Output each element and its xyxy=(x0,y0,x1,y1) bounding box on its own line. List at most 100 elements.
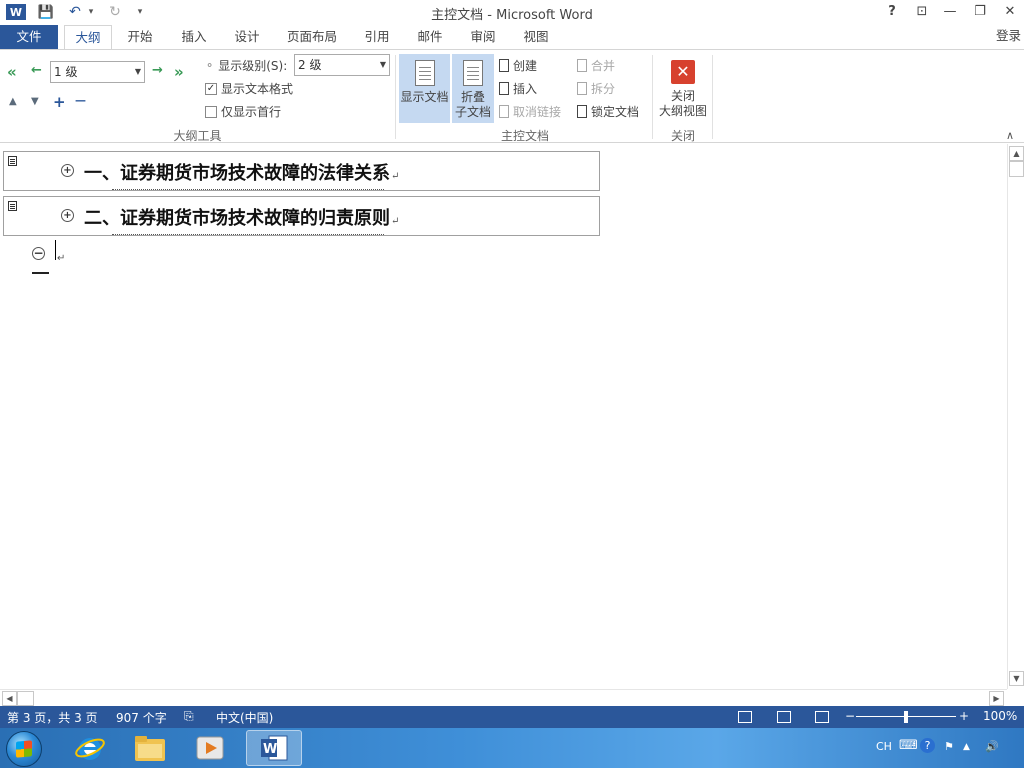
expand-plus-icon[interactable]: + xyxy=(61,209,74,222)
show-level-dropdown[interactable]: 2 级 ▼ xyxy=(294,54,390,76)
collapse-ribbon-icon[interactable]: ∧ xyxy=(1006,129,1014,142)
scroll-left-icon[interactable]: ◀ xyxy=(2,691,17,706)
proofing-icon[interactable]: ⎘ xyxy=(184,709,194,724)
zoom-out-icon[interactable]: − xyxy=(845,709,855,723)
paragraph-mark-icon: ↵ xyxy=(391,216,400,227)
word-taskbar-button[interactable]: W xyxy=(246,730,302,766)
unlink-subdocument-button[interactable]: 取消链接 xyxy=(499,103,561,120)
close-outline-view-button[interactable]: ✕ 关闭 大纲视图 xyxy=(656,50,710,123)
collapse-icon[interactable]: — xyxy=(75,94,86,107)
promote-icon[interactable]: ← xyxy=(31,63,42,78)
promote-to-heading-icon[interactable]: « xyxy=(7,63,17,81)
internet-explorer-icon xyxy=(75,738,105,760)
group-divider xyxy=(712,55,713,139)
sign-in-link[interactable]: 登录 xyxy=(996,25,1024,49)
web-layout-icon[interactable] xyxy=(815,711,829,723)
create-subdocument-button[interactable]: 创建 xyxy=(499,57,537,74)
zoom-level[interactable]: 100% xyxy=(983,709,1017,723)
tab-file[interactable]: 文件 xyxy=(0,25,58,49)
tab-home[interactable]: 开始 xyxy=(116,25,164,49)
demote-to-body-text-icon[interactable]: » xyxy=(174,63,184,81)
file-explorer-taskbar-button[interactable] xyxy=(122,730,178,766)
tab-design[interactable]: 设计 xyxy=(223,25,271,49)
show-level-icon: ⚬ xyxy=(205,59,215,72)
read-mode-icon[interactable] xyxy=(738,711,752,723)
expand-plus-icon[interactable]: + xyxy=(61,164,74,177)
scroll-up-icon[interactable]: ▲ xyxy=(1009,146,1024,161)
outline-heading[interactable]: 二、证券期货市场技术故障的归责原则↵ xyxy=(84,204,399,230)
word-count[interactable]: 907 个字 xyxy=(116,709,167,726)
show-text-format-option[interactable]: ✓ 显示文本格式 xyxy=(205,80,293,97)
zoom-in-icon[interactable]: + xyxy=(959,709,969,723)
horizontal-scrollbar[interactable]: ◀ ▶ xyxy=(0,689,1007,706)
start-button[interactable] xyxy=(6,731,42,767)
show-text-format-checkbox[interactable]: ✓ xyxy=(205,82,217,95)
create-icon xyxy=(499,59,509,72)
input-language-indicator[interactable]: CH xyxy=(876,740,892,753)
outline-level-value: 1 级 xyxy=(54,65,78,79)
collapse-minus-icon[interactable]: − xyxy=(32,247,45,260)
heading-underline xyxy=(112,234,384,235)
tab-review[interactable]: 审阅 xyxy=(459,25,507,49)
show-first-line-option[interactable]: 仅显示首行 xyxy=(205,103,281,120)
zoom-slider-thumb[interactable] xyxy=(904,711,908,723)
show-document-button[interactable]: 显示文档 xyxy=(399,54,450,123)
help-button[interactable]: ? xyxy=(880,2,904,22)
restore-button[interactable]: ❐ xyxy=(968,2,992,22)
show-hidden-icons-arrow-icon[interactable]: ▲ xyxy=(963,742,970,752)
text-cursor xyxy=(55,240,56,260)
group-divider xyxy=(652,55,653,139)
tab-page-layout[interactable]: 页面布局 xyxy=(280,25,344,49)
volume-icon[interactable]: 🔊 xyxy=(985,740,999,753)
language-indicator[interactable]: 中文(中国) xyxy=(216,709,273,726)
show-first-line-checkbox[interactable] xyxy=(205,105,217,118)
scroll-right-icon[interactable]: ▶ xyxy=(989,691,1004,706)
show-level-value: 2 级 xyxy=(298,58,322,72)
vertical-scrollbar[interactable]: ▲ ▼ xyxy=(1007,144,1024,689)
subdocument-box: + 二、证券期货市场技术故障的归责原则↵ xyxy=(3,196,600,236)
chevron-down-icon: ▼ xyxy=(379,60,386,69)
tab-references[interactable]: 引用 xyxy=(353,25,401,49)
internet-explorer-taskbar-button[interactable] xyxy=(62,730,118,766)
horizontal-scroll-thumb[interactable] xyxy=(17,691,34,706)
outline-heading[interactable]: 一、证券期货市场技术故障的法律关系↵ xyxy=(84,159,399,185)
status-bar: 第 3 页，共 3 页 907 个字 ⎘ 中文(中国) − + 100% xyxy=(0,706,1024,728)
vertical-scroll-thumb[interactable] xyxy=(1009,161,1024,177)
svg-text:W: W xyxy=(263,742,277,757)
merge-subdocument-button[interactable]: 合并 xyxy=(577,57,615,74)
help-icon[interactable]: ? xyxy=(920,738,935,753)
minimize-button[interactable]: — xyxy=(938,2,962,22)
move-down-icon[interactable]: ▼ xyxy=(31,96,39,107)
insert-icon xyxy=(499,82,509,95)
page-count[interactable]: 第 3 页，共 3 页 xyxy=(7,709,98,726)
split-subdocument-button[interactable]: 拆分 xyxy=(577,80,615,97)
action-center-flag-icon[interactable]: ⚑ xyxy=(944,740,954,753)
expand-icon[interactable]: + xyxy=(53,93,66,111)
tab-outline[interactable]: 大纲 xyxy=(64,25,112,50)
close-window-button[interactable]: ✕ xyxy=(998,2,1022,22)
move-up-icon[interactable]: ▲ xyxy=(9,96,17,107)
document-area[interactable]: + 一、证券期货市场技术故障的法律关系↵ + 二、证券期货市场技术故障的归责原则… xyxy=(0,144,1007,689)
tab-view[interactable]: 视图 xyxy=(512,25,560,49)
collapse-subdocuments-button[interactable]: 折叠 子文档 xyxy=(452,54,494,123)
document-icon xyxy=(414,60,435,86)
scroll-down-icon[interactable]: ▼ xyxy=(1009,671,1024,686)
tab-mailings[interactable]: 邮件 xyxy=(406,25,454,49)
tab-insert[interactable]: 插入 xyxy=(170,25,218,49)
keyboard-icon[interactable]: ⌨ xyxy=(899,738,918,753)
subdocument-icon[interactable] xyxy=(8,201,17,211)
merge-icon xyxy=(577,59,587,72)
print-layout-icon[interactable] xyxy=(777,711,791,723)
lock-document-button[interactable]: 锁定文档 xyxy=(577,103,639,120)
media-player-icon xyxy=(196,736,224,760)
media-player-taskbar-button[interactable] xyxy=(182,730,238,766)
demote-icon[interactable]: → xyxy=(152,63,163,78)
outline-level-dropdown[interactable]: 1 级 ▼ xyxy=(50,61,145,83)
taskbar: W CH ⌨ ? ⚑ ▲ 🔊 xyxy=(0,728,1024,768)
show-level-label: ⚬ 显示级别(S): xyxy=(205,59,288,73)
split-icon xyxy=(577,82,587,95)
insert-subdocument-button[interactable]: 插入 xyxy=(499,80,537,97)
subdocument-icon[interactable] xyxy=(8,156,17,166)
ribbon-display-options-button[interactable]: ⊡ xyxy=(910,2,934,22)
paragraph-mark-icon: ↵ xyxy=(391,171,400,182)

---

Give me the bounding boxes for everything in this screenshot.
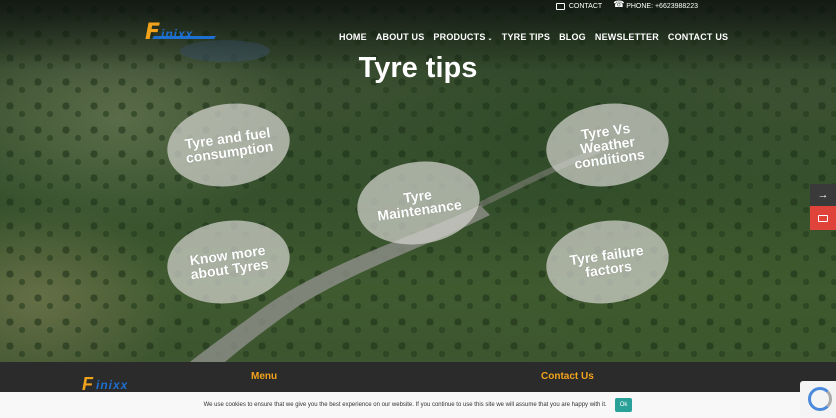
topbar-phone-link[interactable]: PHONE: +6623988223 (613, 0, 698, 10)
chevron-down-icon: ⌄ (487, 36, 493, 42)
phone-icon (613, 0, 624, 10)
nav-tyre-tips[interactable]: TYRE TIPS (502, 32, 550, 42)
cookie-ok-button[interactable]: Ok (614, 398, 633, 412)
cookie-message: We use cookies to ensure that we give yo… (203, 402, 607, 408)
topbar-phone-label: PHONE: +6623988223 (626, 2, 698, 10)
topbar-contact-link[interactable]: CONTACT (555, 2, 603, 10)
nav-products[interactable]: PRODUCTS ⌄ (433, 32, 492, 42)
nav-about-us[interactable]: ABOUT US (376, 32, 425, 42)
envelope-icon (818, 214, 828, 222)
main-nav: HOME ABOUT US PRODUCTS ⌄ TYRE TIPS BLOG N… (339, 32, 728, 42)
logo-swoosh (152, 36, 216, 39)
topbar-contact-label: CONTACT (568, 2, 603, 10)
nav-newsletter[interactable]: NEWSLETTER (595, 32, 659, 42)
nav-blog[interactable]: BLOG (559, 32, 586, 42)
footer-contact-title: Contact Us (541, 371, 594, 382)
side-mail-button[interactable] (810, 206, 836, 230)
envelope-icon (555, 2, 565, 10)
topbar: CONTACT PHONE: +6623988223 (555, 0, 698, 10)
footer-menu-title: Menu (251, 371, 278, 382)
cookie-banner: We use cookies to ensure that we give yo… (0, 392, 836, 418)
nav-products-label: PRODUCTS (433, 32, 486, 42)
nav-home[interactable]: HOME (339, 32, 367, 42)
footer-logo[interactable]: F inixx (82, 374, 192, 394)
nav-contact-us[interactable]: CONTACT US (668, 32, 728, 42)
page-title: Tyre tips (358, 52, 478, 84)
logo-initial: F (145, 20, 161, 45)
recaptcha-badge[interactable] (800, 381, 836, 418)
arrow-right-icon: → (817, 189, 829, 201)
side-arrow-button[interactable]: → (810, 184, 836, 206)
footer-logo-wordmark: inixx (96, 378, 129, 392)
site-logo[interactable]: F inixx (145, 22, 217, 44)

## [YOUR GOAL]
Rewrite the records from the line with "topbar-phone-link[interactable]: PHONE: +6623988223" to the line with "cookie-banner: We use", replacing "envelope-icon" with "mail-icon" and leaving everything else the same.

## [OUTPUT]
topbar-phone-link[interactable]: PHONE: +6623988223 (613, 0, 698, 10)
chevron-down-icon: ⌄ (487, 36, 493, 42)
phone-icon (613, 0, 624, 10)
nav-tyre-tips[interactable]: TYRE TIPS (502, 32, 550, 42)
cookie-ok-button[interactable]: Ok (614, 398, 633, 412)
cookie-message: We use cookies to ensure that we give yo… (203, 402, 607, 408)
topbar-phone-label: PHONE: +6623988223 (626, 2, 698, 10)
topbar-contact-link[interactable]: CONTACT (555, 2, 603, 10)
nav-products[interactable]: PRODUCTS ⌄ (433, 32, 492, 42)
nav-about-us[interactable]: ABOUT US (376, 32, 425, 42)
mail-icon (818, 214, 828, 222)
main-nav: HOME ABOUT US PRODUCTS ⌄ TYRE TIPS BLOG N… (339, 32, 728, 42)
logo-swoosh (152, 36, 216, 39)
topbar-contact-label: CONTACT (568, 2, 603, 10)
nav-newsletter[interactable]: NEWSLETTER (595, 32, 659, 42)
nav-blog[interactable]: BLOG (559, 32, 586, 42)
footer-contact-title: Contact Us (541, 371, 594, 382)
side-mail-button[interactable] (810, 206, 836, 230)
mail-icon (555, 2, 565, 10)
topbar: CONTACT PHONE: +6623988223 (555, 0, 698, 10)
footer-menu-title: Menu (251, 371, 278, 382)
cookie-banner: We use cookies to ensure that we give yo… (0, 392, 836, 418)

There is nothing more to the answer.